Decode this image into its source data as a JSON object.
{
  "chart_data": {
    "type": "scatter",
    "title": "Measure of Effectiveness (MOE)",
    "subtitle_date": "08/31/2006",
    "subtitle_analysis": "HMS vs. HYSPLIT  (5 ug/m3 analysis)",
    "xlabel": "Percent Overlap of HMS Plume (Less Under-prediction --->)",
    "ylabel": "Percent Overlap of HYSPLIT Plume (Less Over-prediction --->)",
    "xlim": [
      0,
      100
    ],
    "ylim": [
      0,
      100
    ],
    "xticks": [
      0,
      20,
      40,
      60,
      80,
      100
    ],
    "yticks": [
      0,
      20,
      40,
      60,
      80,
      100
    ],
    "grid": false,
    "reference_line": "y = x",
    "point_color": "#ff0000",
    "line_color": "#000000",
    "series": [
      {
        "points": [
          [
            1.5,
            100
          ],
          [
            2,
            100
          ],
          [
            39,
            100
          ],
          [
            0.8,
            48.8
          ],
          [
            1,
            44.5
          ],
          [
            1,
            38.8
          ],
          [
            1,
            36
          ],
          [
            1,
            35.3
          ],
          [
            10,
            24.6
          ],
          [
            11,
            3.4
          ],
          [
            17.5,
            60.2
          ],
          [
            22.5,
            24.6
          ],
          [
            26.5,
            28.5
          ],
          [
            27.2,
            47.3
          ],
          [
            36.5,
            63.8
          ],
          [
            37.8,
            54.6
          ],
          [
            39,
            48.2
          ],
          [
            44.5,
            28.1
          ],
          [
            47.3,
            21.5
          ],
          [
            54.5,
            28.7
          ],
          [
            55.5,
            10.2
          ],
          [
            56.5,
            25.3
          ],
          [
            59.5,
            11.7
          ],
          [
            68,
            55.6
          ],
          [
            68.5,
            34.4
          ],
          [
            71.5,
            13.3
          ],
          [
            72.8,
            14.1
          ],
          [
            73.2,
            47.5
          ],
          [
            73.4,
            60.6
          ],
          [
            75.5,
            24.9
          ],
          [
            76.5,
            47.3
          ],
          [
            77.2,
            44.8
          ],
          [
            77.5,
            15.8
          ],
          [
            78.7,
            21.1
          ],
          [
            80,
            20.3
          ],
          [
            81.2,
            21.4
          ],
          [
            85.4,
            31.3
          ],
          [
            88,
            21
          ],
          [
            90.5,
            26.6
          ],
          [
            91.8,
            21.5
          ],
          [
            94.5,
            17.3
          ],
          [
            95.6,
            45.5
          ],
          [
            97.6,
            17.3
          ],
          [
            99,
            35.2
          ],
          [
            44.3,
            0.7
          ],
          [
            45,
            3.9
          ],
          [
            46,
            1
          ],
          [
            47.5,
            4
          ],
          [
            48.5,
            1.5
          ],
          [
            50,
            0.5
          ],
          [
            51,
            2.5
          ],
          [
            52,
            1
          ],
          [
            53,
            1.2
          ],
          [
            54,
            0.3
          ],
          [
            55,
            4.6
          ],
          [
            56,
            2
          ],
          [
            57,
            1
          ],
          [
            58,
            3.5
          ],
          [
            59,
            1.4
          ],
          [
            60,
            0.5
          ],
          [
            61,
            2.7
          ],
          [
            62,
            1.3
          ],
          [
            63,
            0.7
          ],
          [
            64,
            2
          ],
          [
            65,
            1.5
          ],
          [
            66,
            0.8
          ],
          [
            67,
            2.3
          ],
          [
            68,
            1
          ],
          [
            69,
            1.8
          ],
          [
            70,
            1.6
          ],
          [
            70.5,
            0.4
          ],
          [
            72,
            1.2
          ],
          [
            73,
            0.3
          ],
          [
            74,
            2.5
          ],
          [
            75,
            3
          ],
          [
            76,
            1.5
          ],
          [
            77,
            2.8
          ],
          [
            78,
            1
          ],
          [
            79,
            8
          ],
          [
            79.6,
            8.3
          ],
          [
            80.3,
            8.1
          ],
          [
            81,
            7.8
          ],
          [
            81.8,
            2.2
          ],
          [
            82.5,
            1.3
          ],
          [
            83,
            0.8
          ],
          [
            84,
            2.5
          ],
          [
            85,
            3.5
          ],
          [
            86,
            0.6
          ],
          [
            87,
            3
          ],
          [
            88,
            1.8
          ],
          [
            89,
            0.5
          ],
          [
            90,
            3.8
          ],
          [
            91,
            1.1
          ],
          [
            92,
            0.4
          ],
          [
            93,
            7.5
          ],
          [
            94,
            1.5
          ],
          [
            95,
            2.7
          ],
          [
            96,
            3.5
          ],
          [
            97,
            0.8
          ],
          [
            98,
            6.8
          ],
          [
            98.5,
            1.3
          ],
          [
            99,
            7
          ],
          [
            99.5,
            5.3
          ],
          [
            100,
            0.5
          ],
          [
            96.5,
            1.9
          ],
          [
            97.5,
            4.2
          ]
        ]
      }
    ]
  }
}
::::
■ **CHALLENGE**: The listing above should be transcribed in full, exactly as written.

■ **ANSWER**:
Decode this image into its source data as a JSON object.
{
  "chart_data": {
    "type": "scatter",
    "title": "Measure of Effectiveness (MOE)",
    "subtitle_date": "08/31/2006",
    "subtitle_analysis": "HMS vs. HYSPLIT  (5 ug/m3 analysis)",
    "xlabel": "Percent Overlap of HMS Plume (Less Under-prediction --->)",
    "ylabel": "Percent Overlap of HYSPLIT Plume (Less Over-prediction --->)",
    "xlim": [
      0,
      100
    ],
    "ylim": [
      0,
      100
    ],
    "xticks": [
      0,
      20,
      40,
      60,
      80,
      100
    ],
    "yticks": [
      0,
      20,
      40,
      60,
      80,
      100
    ],
    "grid": false,
    "reference_line": "y = x",
    "point_color": "#ff0000",
    "line_color": "#000000",
    "series": [
      {
        "points": [
          [
            1.5,
            100
          ],
          [
            2,
            100
          ],
          [
            39,
            100
          ],
          [
            0.8,
            48.8
          ],
          [
            1,
            44.5
          ],
          [
            1,
            38.8
          ],
          [
            1,
            36
          ],
          [
            1,
            35.3
          ],
          [
            10,
            24.6
          ],
          [
            11,
            3.4
          ],
          [
            17.5,
            60.2
          ],
          [
            22.5,
            24.6
          ],
          [
            26.5,
            28.5
          ],
          [
            27.2,
            47.3
          ],
          [
            36.5,
            63.8
          ],
          [
            37.8,
            54.6
          ],
          [
            39,
            48.2
          ],
          [
            44.5,
            28.1
          ],
          [
            47.3,
            21.5
          ],
          [
            54.5,
            28.7
          ],
          [
            55.5,
            10.2
          ],
          [
            56.5,
            25.3
          ],
          [
            59.5,
            11.7
          ],
          [
            68,
            55.6
          ],
          [
            68.5,
            34.4
          ],
          [
            71.5,
            13.3
          ],
          [
            72.8,
            14.1
          ],
          [
            73.2,
            47.5
          ],
          [
            73.4,
            60.6
          ],
          [
            75.5,
            24.9
          ],
          [
            76.5,
            47.3
          ],
          [
            77.2,
            44.8
          ],
          [
            77.5,
            15.8
          ],
          [
            78.7,
            21.1
          ],
          [
            80,
            20.3
          ],
          [
            81.2,
            21.4
          ],
          [
            85.4,
            31.3
          ],
          [
            88,
            21
          ],
          [
            90.5,
            26.6
          ],
          [
            91.8,
            21.5
          ],
          [
            94.5,
            17.3
          ],
          [
            95.6,
            45.5
          ],
          [
            97.6,
            17.3
          ],
          [
            99,
            35.2
          ],
          [
            44.3,
            0.7
          ],
          [
            45,
            3.9
          ],
          [
            46,
            1
          ],
          [
            47.5,
            4
          ],
          [
            48.5,
            1.5
          ],
          [
            50,
            0.5
          ],
          [
            51,
            2.5
          ],
          [
            52,
            1
          ],
          [
            53,
            1.2
          ],
          [
            54,
            0.3
          ],
          [
            55,
            4.6
          ],
          [
            56,
            2
          ],
          [
            57,
            1
          ],
          [
            58,
            3.5
          ],
          [
            59,
            1.4
          ],
          [
            60,
            0.5
          ],
          [
            61,
            2.7
          ],
          [
            62,
            1.3
          ],
          [
            63,
            0.7
          ],
          [
            64,
            2
          ],
          [
            65,
            1.5
          ],
          [
            66,
            0.8
          ],
          [
            67,
            2.3
          ],
          [
            68,
            1
          ],
          [
            69,
            1.8
          ],
          [
            70,
            1.6
          ],
          [
            70.5,
            0.4
          ],
          [
            72,
            1.2
          ],
          [
            73,
            0.3
          ],
          [
            74,
            2.5
          ],
          [
            75,
            3
          ],
          [
            76,
            1.5
          ],
          [
            77,
            2.8
          ],
          [
            78,
            1
          ],
          [
            79,
            8
          ],
          [
            79.6,
            8.3
          ],
          [
            80.3,
            8.1
          ],
          [
            81,
            7.8
          ],
          [
            81.8,
            2.2
          ],
          [
            82.5,
            1.3
          ],
          [
            83,
            0.8
          ],
          [
            84,
            2.5
          ],
          [
            85,
            3.5
          ],
          [
            86,
            0.6
          ],
          [
            87,
            3
          ],
          [
            88,
            1.8
          ],
          [
            89,
            0.5
          ],
          [
            90,
            3.8
          ],
          [
            91,
            1.1
          ],
          [
            92,
            0.4
          ],
          [
            93,
            7.5
          ],
          [
            94,
            1.5
          ],
          [
            95,
            2.7
          ],
          [
            96,
            3.5
          ],
          [
            97,
            0.8
          ],
          [
            98,
            6.8
          ],
          [
            98.5,
            1.3
          ],
          [
            99,
            7
          ],
          [
            99.5,
            5.3
          ],
          [
            100,
            0.5
          ],
          [
            96.5,
            1.9
          ],
          [
            97.5,
            4.2
          ]
        ]
      }
    ]
  }
}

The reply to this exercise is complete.